Data entries
════

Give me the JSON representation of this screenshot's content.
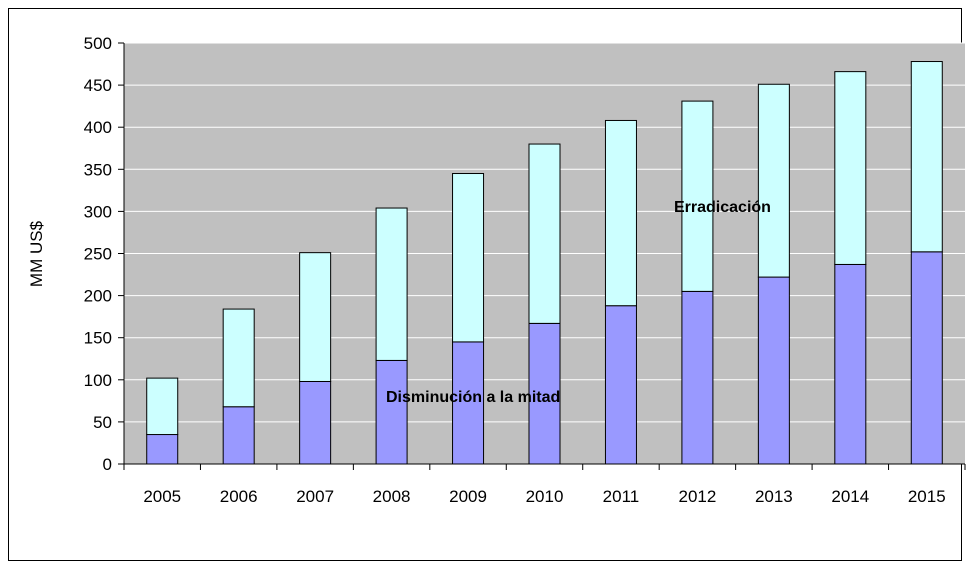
{
  "chart_data": {
    "type": "bar",
    "stacked": true,
    "categories": [
      "2005",
      "2006",
      "2007",
      "2008",
      "2009",
      "2010",
      "2011",
      "2012",
      "2013",
      "2014",
      "2015"
    ],
    "series": [
      {
        "values": [
          35,
          68,
          98,
          123,
          145,
          167,
          188,
          205,
          222,
          237,
          252
        ],
        "color": "#9999ff"
      },
      {
        "values": [
          67,
          116,
          153,
          181,
          200,
          213,
          220,
          226,
          229,
          229,
          226
        ],
        "color": "#ccffff"
      }
    ],
    "ylabel": "MM  US$",
    "ylim": [
      0,
      500
    ],
    "yticks": [
      0,
      50,
      100,
      150,
      200,
      250,
      300,
      350,
      400,
      450,
      500
    ],
    "grid": true,
    "plot_background": "#c0c0c0",
    "annotations": [
      {
        "text": "Disminución a la mitad"
      },
      {
        "text": "Erradicación"
      }
    ]
  }
}
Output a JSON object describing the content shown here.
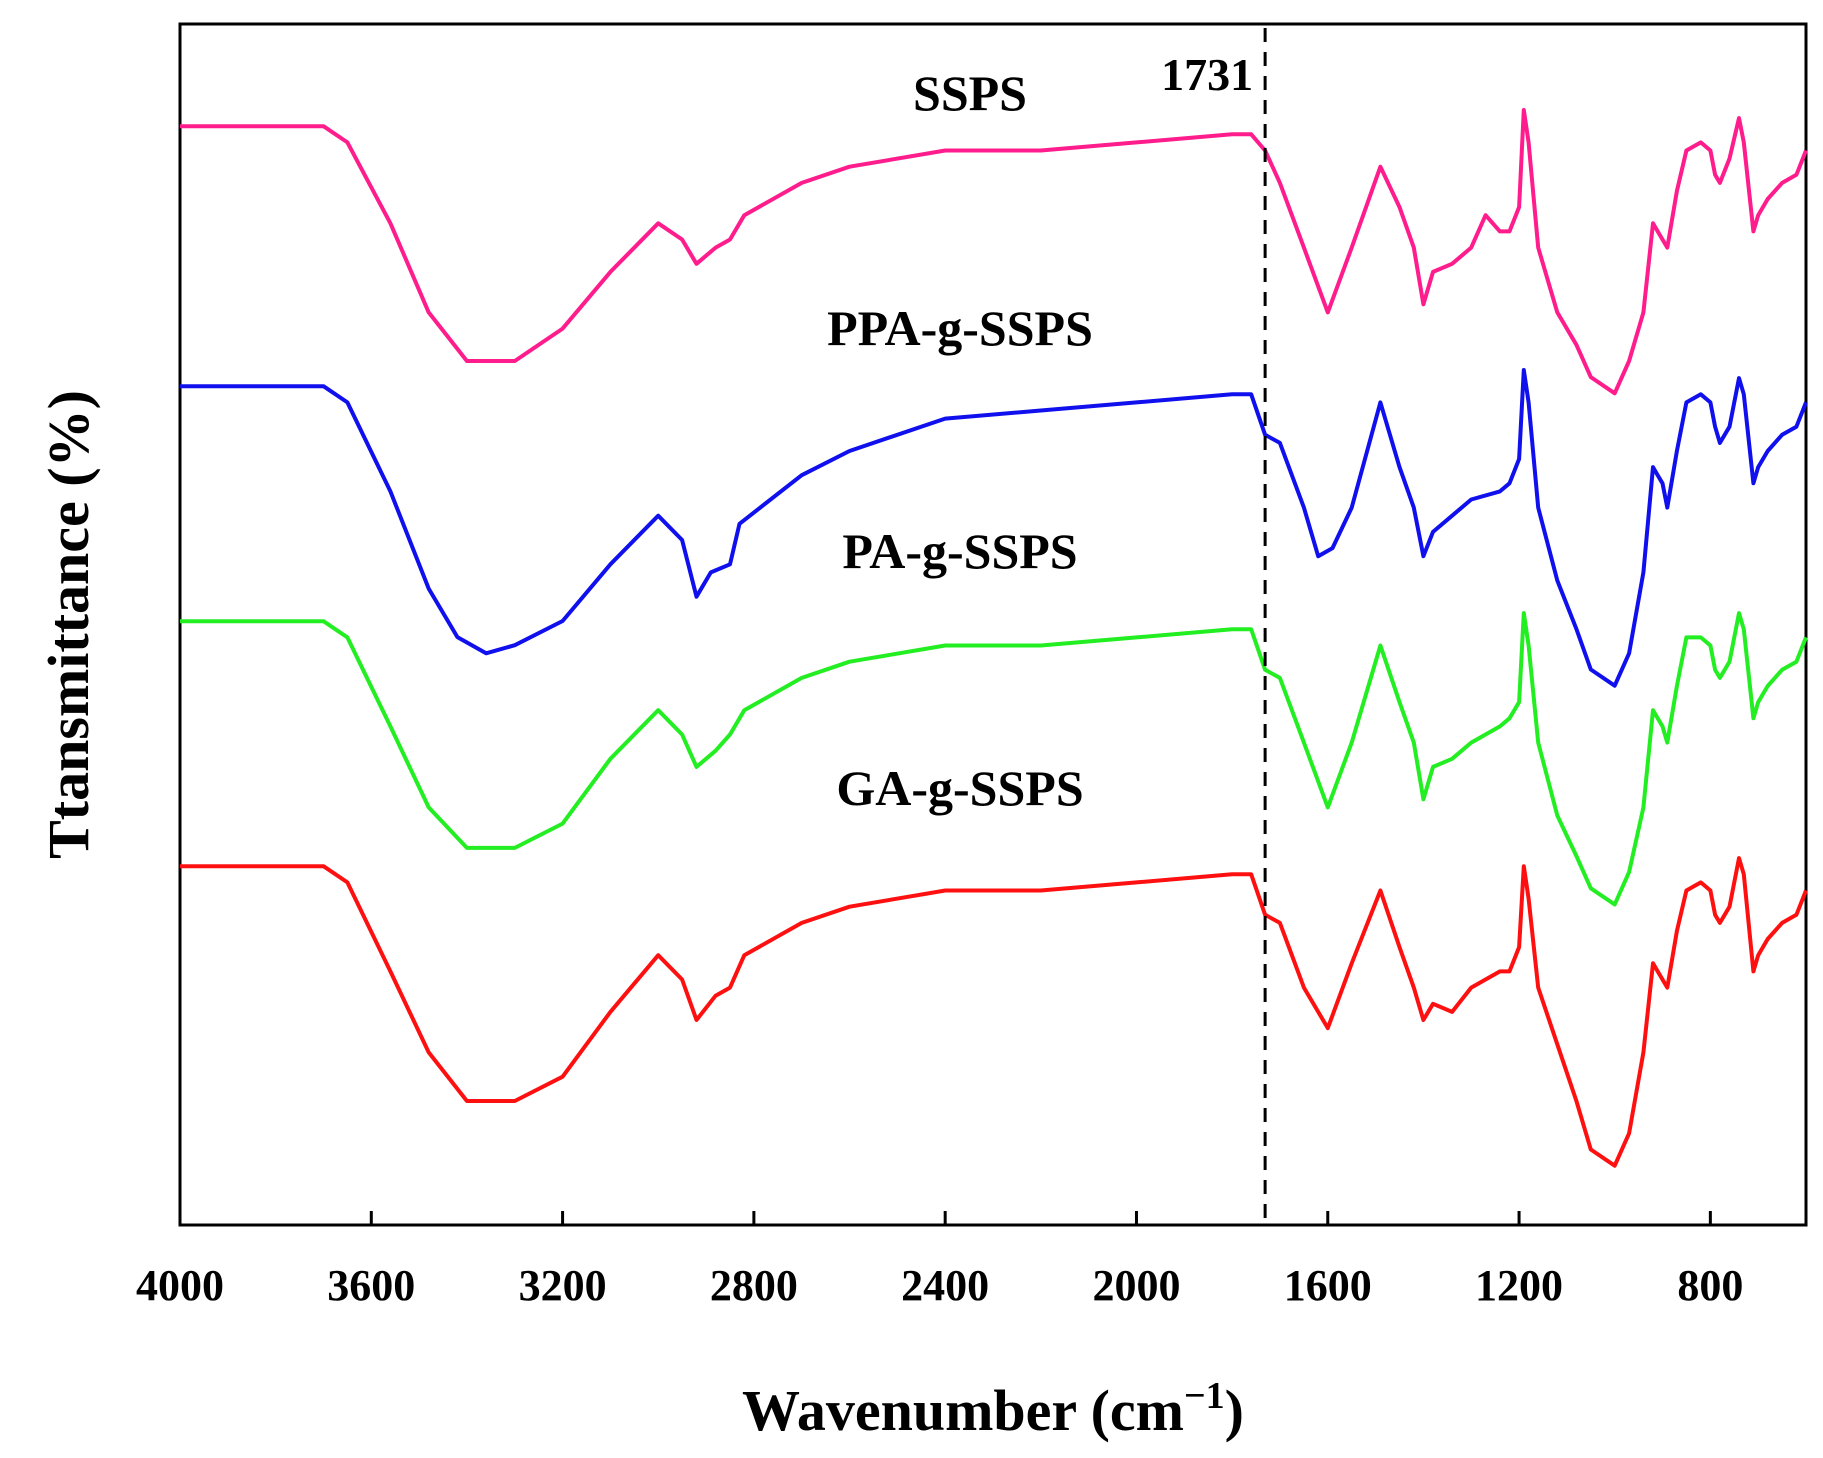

════

WHAT THE TASK REQUIRES
Above are the records; reproduce them exactly and leave out the pictures.

FINAL RESULT
Give me the JSON representation of this screenshot's content.
{
  "chart_data": {
    "type": "bar",
    "stacked": true,
    "categories": [
      "2005",
      "2006",
      "2007",
      "2008",
      "2009",
      "2010",
      "2011",
      "2012",
      "2013",
      "2014",
      "2015"
    ],
    "series": [
      {
        "values": [
          35,
          68,
          98,
          123,
          145,
          167,
          188,
          205,
          222,
          237,
          252
        ],
        "color": "#9999ff"
      },
      {
        "values": [
          67,
          116,
          153,
          181,
          200,
          213,
          220,
          226,
          229,
          229,
          226
        ],
        "color": "#ccffff"
      }
    ],
    "ylabel": "MM  US$",
    "ylim": [
      0,
      500
    ],
    "yticks": [
      0,
      50,
      100,
      150,
      200,
      250,
      300,
      350,
      400,
      450,
      500
    ],
    "grid": true,
    "plot_background": "#c0c0c0",
    "annotations": [
      {
        "text": "Disminución a la mitad"
      },
      {
        "text": "Erradicación"
      }
    ]
  }
}
Output a JSON object describing the content shown here.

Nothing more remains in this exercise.